_DATASET ENTRIES:_
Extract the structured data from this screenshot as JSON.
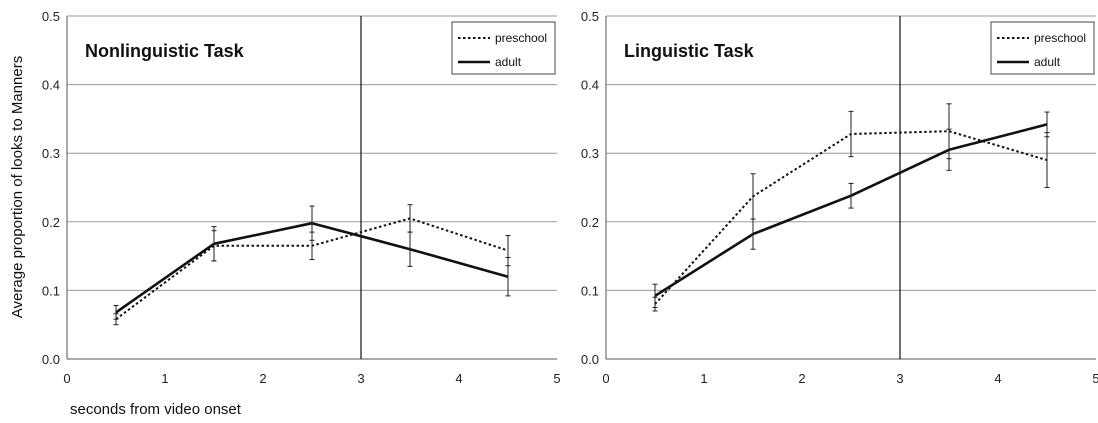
{
  "shared": {
    "ylabel": "Average proportion of looks to Manners",
    "xlabel": "seconds from video onset"
  },
  "chart_data": [
    {
      "type": "line",
      "title": "Nonlinguistic Task",
      "xlim": [
        0,
        5
      ],
      "ylim": [
        0,
        0.5
      ],
      "x_ticks": [
        "0",
        "1",
        "2",
        "3",
        "4",
        "5"
      ],
      "y_ticks": [
        "0.0",
        "0.1",
        "0.2",
        "0.3",
        "0.4",
        "0.5"
      ],
      "grid": "horizontal",
      "legend_position": "top-right",
      "reference_line_x": 3,
      "x": [
        0.5,
        1.5,
        2.5,
        3.5,
        4.5
      ],
      "series": [
        {
          "name": "preschool",
          "style": "dotted",
          "values": [
            0.058,
            0.165,
            0.165,
            0.205,
            0.158
          ],
          "errors": [
            0.008,
            0.022,
            0.02,
            0.02,
            0.022
          ]
        },
        {
          "name": "adult",
          "style": "solid",
          "values": [
            0.068,
            0.168,
            0.198,
            0.16,
            0.12
          ],
          "errors": [
            0.01,
            0.025,
            0.025,
            0.025,
            0.028
          ]
        }
      ]
    },
    {
      "type": "line",
      "title": "Linguistic Task",
      "xlim": [
        0,
        5
      ],
      "ylim": [
        0,
        0.5
      ],
      "x_ticks": [
        "0",
        "1",
        "2",
        "3",
        "4",
        "5"
      ],
      "y_ticks": [
        "0.0",
        "0.1",
        "0.2",
        "0.3",
        "0.4",
        "0.5"
      ],
      "grid": "horizontal",
      "legend_position": "top-right",
      "reference_line_x": 3,
      "x": [
        0.5,
        1.5,
        2.5,
        3.5,
        4.5
      ],
      "series": [
        {
          "name": "preschool",
          "style": "dotted",
          "values": [
            0.08,
            0.237,
            0.328,
            0.332,
            0.29
          ],
          "errors": [
            0.01,
            0.033,
            0.033,
            0.04,
            0.04
          ]
        },
        {
          "name": "adult",
          "style": "solid",
          "values": [
            0.092,
            0.182,
            0.238,
            0.305,
            0.342
          ],
          "errors": [
            0.017,
            0.022,
            0.018,
            0.03,
            0.018
          ]
        }
      ]
    }
  ]
}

_GIVEN PROBLEM:_
Exclude the pictures, and transcribe all of the material exactly.

_SOLUTION FOR THIS EXERCISE:_
Extract the structured data from this screenshot as JSON.
{
  "shared": {
    "ylabel": "Average proportion of looks to Manners",
    "xlabel": "seconds from video onset"
  },
  "chart_data": [
    {
      "type": "line",
      "title": "Nonlinguistic Task",
      "xlim": [
        0,
        5
      ],
      "ylim": [
        0,
        0.5
      ],
      "x_ticks": [
        "0",
        "1",
        "2",
        "3",
        "4",
        "5"
      ],
      "y_ticks": [
        "0.0",
        "0.1",
        "0.2",
        "0.3",
        "0.4",
        "0.5"
      ],
      "grid": "horizontal",
      "legend_position": "top-right",
      "reference_line_x": 3,
      "x": [
        0.5,
        1.5,
        2.5,
        3.5,
        4.5
      ],
      "series": [
        {
          "name": "preschool",
          "style": "dotted",
          "values": [
            0.058,
            0.165,
            0.165,
            0.205,
            0.158
          ],
          "errors": [
            0.008,
            0.022,
            0.02,
            0.02,
            0.022
          ]
        },
        {
          "name": "adult",
          "style": "solid",
          "values": [
            0.068,
            0.168,
            0.198,
            0.16,
            0.12
          ],
          "errors": [
            0.01,
            0.025,
            0.025,
            0.025,
            0.028
          ]
        }
      ]
    },
    {
      "type": "line",
      "title": "Linguistic Task",
      "xlim": [
        0,
        5
      ],
      "ylim": [
        0,
        0.5
      ],
      "x_ticks": [
        "0",
        "1",
        "2",
        "3",
        "4",
        "5"
      ],
      "y_ticks": [
        "0.0",
        "0.1",
        "0.2",
        "0.3",
        "0.4",
        "0.5"
      ],
      "grid": "horizontal",
      "legend_position": "top-right",
      "reference_line_x": 3,
      "x": [
        0.5,
        1.5,
        2.5,
        3.5,
        4.5
      ],
      "series": [
        {
          "name": "preschool",
          "style": "dotted",
          "values": [
            0.08,
            0.237,
            0.328,
            0.332,
            0.29
          ],
          "errors": [
            0.01,
            0.033,
            0.033,
            0.04,
            0.04
          ]
        },
        {
          "name": "adult",
          "style": "solid",
          "values": [
            0.092,
            0.182,
            0.238,
            0.305,
            0.342
          ],
          "errors": [
            0.017,
            0.022,
            0.018,
            0.03,
            0.018
          ]
        }
      ]
    }
  ]
}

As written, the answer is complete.